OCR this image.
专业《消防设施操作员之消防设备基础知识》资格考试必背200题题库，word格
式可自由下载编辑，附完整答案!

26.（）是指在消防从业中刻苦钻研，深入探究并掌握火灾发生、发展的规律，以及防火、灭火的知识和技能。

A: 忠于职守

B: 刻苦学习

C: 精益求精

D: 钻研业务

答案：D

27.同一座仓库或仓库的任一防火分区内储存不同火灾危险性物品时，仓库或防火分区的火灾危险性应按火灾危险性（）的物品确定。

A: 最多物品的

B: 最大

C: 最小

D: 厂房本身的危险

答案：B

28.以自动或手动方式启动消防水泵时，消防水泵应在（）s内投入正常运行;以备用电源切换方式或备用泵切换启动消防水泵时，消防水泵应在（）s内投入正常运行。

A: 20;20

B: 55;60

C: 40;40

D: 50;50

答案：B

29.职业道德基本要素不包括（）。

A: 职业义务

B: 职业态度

* **WHAT TO PRODUCE**:
Output the lines above verbatim and in full.

* **EXERCISE RESULT**:
OCR this image.
专业《消防设施操作员之消防设备基础知识》资格考试必背200题题库，word格
式可自由下载编辑，附完整答案!

26.（）是指在消防从业中刻苦钻研，深入探究并掌握火灾发生、发展的规律，以及防火、灭火的知识和技能。

A: 忠于职守

B: 刻苦学习

C: 精益求精

D: 钻研业务

答案：D

27.同一座仓库或仓库的任一防火分区内储存不同火灾危险性物品时，仓库或防火分区的火灾危险性应按火灾危险性（）的物品确定。

A: 最多物品的

B: 最大

C: 最小

D: 厂房本身的危险

答案：B

28.以自动或手动方式启动消防水泵时，消防水泵应在（）s内投入正常运行;以备用电源切换方式或备用泵切换启动消防水泵时，消防水泵应在（）s内投入正常运行。

A: 20;20

B: 55;60

C: 40;40

D: 50;50

答案：B

29.职业道德基本要素不包括（）。

A: 职业义务

B: 职业态度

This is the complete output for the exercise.